● **Given entries**:
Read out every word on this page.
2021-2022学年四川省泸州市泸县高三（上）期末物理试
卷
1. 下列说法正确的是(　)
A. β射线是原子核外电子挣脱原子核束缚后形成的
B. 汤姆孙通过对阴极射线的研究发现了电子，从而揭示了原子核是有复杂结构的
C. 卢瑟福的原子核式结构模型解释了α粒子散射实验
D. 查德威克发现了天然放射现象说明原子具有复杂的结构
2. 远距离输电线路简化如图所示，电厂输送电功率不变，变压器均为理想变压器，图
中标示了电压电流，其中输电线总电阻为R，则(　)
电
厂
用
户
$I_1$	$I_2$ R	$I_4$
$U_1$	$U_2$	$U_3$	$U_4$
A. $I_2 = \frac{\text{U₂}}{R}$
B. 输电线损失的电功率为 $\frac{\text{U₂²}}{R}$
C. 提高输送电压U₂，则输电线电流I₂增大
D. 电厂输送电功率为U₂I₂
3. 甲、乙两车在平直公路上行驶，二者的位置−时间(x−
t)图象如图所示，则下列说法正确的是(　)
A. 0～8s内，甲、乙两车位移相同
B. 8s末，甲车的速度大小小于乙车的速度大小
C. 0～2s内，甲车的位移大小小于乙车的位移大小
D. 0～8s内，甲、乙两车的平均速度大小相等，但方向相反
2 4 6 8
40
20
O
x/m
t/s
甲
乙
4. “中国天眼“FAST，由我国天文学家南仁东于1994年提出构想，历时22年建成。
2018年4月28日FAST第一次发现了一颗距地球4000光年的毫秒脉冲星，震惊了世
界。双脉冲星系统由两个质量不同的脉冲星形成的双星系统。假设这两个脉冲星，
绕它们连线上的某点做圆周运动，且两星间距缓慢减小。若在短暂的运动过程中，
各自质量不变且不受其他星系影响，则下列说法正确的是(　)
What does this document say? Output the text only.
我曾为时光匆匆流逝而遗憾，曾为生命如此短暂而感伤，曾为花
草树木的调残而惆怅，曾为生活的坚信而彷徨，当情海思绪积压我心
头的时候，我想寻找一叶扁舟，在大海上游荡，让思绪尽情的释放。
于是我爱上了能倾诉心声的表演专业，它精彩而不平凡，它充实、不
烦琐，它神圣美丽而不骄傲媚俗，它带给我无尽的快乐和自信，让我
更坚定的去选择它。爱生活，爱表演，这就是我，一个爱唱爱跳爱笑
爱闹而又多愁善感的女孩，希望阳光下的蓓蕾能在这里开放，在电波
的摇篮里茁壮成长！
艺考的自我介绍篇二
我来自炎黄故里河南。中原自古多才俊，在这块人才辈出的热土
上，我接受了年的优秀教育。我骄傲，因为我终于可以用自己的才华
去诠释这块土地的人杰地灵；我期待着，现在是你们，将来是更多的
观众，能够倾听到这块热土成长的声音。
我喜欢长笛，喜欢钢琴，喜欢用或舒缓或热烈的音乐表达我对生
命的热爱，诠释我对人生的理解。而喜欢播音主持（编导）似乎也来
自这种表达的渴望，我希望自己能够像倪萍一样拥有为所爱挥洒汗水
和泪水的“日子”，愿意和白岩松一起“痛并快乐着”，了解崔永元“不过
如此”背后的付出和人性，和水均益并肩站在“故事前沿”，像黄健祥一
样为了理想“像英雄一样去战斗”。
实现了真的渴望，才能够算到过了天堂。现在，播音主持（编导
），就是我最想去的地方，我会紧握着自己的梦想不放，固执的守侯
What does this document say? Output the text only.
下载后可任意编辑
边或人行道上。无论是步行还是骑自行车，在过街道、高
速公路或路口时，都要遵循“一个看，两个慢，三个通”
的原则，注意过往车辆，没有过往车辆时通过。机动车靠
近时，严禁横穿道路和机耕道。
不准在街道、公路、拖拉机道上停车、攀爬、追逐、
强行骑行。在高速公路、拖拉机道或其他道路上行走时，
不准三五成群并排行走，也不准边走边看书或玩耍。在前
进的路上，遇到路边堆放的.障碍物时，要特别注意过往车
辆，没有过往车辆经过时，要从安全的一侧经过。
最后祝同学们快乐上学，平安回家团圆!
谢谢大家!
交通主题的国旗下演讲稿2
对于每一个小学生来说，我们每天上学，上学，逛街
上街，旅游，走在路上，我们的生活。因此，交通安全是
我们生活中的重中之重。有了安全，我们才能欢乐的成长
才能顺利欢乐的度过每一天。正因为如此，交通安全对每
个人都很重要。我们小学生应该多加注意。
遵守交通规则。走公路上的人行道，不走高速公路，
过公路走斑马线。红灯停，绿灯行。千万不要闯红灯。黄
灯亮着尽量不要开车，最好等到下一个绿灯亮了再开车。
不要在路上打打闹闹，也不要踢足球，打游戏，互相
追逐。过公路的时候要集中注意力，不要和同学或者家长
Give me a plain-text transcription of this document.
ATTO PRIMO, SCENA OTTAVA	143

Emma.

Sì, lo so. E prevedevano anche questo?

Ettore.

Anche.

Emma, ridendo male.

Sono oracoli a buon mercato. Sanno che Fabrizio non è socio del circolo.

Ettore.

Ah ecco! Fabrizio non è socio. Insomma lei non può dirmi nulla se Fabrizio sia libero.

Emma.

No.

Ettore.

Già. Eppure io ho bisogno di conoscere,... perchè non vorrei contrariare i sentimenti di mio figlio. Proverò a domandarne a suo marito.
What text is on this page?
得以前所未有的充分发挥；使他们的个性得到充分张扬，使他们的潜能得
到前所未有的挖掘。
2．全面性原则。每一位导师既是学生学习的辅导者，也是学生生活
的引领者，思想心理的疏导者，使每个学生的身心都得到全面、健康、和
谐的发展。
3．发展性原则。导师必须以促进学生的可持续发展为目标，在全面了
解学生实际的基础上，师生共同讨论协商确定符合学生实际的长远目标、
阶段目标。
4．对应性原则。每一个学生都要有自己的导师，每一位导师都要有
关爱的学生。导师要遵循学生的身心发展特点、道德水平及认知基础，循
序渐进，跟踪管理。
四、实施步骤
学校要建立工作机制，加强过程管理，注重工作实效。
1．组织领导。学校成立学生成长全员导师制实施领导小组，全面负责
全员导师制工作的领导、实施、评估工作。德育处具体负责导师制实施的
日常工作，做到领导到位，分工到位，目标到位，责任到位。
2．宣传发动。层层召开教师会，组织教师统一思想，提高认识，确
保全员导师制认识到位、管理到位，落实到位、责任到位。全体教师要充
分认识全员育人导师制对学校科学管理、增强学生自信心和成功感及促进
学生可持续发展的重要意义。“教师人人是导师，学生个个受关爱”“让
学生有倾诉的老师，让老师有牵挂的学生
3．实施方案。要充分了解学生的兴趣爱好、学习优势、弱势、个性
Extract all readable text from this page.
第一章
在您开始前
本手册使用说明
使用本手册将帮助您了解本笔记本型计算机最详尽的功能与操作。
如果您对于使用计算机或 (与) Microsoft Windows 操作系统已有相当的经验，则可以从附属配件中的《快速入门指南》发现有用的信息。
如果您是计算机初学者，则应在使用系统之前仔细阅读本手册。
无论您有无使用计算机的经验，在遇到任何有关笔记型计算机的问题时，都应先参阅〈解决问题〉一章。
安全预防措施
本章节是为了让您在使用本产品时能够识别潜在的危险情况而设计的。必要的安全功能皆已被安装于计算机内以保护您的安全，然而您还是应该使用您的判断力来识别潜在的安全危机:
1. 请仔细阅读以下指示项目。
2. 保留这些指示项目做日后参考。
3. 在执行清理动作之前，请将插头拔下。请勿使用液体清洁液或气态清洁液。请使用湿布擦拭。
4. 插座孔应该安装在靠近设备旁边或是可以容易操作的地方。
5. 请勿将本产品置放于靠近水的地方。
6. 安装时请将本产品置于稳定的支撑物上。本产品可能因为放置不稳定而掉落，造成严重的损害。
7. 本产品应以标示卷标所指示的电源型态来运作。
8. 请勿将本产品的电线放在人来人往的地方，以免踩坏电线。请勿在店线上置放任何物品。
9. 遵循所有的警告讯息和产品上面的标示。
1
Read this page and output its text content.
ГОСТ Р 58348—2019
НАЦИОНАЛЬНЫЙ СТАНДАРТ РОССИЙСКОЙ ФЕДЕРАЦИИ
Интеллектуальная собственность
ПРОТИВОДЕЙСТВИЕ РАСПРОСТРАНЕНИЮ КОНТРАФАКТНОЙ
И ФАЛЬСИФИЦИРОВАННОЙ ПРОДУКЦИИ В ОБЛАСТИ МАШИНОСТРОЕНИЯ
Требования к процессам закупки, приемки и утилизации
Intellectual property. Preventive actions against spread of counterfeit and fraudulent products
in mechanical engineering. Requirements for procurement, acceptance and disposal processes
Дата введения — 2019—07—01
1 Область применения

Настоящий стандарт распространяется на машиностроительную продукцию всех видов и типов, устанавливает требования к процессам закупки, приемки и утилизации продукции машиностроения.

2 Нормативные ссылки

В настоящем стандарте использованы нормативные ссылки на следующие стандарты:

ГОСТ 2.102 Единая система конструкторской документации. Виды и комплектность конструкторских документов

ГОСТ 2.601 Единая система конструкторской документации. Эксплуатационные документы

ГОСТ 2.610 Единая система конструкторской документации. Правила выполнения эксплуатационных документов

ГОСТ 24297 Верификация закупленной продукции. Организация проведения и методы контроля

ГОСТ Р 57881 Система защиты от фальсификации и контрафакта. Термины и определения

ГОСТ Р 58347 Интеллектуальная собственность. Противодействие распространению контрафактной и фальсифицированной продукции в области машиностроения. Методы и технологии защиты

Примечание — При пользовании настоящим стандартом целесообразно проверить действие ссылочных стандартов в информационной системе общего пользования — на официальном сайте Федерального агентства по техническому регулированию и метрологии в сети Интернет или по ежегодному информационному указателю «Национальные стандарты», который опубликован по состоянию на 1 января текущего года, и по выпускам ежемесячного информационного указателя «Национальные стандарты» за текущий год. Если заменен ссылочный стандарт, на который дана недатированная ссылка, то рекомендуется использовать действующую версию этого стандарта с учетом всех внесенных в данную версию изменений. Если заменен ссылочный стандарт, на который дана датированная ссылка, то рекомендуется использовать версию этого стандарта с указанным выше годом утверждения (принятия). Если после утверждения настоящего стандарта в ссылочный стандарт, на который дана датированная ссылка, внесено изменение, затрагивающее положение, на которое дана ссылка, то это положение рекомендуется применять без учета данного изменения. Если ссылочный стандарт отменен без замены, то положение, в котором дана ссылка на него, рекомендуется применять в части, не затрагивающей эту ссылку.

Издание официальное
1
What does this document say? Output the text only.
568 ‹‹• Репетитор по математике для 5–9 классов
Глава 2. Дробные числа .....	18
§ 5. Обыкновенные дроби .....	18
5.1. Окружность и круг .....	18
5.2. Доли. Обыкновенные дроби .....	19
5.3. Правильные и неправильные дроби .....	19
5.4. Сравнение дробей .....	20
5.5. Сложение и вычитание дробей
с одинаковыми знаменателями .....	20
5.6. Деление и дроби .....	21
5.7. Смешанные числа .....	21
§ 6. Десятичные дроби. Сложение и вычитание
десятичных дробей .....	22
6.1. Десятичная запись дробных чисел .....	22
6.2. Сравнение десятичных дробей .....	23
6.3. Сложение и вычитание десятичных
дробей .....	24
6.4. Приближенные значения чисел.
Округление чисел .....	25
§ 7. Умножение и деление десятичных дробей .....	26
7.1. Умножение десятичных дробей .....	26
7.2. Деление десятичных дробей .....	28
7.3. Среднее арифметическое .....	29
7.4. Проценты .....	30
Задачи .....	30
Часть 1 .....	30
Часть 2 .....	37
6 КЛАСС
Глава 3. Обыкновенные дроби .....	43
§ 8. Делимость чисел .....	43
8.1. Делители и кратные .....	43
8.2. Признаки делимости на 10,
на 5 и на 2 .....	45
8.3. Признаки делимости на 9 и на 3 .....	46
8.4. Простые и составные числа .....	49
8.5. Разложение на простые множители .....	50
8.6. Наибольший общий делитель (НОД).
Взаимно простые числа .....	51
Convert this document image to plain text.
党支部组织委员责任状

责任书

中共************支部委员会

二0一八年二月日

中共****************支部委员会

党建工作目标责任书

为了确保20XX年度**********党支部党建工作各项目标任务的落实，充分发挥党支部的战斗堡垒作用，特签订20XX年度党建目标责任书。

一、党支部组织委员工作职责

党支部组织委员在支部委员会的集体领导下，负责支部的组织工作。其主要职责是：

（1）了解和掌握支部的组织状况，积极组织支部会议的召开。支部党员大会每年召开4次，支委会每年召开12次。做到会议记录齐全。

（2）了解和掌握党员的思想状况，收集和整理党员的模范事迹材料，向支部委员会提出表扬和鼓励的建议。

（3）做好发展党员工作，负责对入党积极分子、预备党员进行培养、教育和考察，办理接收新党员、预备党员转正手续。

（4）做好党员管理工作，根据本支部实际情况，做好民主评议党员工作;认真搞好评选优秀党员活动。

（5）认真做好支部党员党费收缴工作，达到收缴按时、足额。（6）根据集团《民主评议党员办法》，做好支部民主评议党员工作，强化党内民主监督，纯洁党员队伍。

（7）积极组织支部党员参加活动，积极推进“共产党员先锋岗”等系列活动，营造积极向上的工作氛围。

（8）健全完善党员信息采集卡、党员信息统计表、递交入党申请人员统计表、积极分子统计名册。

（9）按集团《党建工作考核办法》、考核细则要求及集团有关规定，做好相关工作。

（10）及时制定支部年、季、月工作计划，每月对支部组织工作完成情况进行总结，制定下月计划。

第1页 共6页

● **Work required**: Copy out the lines starting at the one containing "Convert this document image to plain text." and ending with the last line of the entries. Include nothing else.

● **Problem solution**:
Convert this document image to plain text.
党支部组织委员责任状

责任书

中共************支部委员会

二0一八年二月日

中共****************支部委员会

党建工作目标责任书

为了确保20XX年度**********党支部党建工作各项目标任务的落实，充分发挥党支部的战斗堡垒作用，特签订20XX年度党建目标责任书。

一、党支部组织委员工作职责

党支部组织委员在支部委员会的集体领导下，负责支部的组织工作。其主要职责是：

（1）了解和掌握支部的组织状况，积极组织支部会议的召开。支部党员大会每年召开4次，支委会每年召开12次。做到会议记录齐全。

（2）了解和掌握党员的思想状况，收集和整理党员的模范事迹材料，向支部委员会提出表扬和鼓励的建议。

（3）做好发展党员工作，负责对入党积极分子、预备党员进行培养、教育和考察，办理接收新党员、预备党员转正手续。

（4）做好党员管理工作，根据本支部实际情况，做好民主评议党员工作;认真搞好评选优秀党员活动。

（5）认真做好支部党员党费收缴工作，达到收缴按时、足额。（6）根据集团《民主评议党员办法》，做好支部民主评议党员工作，强化党内民主监督，纯洁党员队伍。

（7）积极组织支部党员参加活动，积极推进“共产党员先锋岗”等系列活动，营造积极向上的工作氛围。

（8）健全完善党员信息采集卡、党员信息统计表、递交入党申请人员统计表、积极分子统计名册。

（9）按集团《党建工作考核办法》、考核细则要求及集团有关规定，做好相关工作。

（10）及时制定支部年、季、月工作计划，每月对支部组织工作完成情况进行总结，制定下月计划。

第1页 共6页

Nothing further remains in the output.